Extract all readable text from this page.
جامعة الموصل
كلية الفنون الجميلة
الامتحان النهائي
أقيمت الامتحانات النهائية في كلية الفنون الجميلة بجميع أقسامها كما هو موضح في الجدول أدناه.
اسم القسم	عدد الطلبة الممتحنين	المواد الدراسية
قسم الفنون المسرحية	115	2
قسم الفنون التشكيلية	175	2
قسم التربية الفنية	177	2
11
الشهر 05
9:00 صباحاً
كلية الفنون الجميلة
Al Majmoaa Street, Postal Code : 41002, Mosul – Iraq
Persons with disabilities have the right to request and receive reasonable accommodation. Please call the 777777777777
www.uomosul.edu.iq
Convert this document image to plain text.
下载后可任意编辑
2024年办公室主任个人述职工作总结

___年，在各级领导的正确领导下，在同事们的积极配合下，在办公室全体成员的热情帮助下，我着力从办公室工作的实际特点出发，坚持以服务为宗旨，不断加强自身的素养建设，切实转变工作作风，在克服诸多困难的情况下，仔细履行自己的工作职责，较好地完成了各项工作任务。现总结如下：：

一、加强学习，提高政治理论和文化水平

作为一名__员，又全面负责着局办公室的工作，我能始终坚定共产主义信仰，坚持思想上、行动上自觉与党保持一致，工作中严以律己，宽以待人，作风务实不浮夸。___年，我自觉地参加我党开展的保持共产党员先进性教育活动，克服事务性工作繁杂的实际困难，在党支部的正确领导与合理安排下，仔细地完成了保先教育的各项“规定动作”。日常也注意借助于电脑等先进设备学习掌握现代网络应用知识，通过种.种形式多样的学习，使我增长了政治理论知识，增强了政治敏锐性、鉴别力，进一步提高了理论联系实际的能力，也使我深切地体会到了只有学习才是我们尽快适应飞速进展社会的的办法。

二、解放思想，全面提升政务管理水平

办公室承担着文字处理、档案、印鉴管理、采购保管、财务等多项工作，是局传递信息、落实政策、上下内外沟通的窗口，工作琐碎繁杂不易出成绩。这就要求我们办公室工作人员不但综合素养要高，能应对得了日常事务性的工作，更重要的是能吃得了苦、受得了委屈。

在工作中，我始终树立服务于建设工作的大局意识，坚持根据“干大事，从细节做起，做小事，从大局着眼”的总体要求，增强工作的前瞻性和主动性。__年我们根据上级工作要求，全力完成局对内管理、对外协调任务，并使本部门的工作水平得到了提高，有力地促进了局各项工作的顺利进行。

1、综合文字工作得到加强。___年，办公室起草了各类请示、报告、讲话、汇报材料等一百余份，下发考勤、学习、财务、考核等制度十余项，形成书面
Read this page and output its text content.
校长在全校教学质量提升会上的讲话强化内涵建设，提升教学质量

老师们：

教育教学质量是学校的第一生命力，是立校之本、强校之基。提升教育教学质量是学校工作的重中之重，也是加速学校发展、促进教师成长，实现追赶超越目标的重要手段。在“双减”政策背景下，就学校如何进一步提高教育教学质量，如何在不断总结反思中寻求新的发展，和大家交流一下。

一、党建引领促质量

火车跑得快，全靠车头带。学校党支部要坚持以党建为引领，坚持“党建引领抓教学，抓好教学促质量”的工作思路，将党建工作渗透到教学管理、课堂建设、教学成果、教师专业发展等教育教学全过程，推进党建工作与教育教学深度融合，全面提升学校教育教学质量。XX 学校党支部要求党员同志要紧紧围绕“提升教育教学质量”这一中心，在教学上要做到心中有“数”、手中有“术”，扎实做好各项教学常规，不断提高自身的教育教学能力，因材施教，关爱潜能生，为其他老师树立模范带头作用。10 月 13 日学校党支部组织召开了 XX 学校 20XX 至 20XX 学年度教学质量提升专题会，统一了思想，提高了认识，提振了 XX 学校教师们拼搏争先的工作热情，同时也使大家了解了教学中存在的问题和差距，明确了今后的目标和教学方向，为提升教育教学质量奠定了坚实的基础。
____
*Given task:* Begin with the line containing "Read this page and output its text content." and repeat each line exactly until the records above end.

*Task result:*
Read this page and output its text content.
校长在全校教学质量提升会上的讲话强化内涵建设，提升教学质量

老师们：

教育教学质量是学校的第一生命力，是立校之本、强校之基。提升教育教学质量是学校工作的重中之重，也是加速学校发展、促进教师成长，实现追赶超越目标的重要手段。在“双减”政策背景下，就学校如何进一步提高教育教学质量，如何在不断总结反思中寻求新的发展，和大家交流一下。

一、党建引领促质量

火车跑得快，全靠车头带。学校党支部要坚持以党建为引领，坚持“党建引领抓教学，抓好教学促质量”的工作思路，将党建工作渗透到教学管理、课堂建设、教学成果、教师专业发展等教育教学全过程，推进党建工作与教育教学深度融合，全面提升学校教育教学质量。XX 学校党支部要求党员同志要紧紧围绕“提升教育教学质量”这一中心，在教学上要做到心中有“数”、手中有“术”，扎实做好各项教学常规，不断提高自身的教育教学能力，因材施教，关爱潜能生，为其他老师树立模范带头作用。10 月 13 日学校党支部组织召开了 XX 学校 20XX 至 20XX 学年度教学质量提升专题会，统一了思想，提高了认识，提振了 XX 学校教师们拼搏争先的工作热情，同时也使大家了解了教学中存在的问题和差距，明确了今后的目标和教学方向，为提升教育教学质量奠定了坚实的基础。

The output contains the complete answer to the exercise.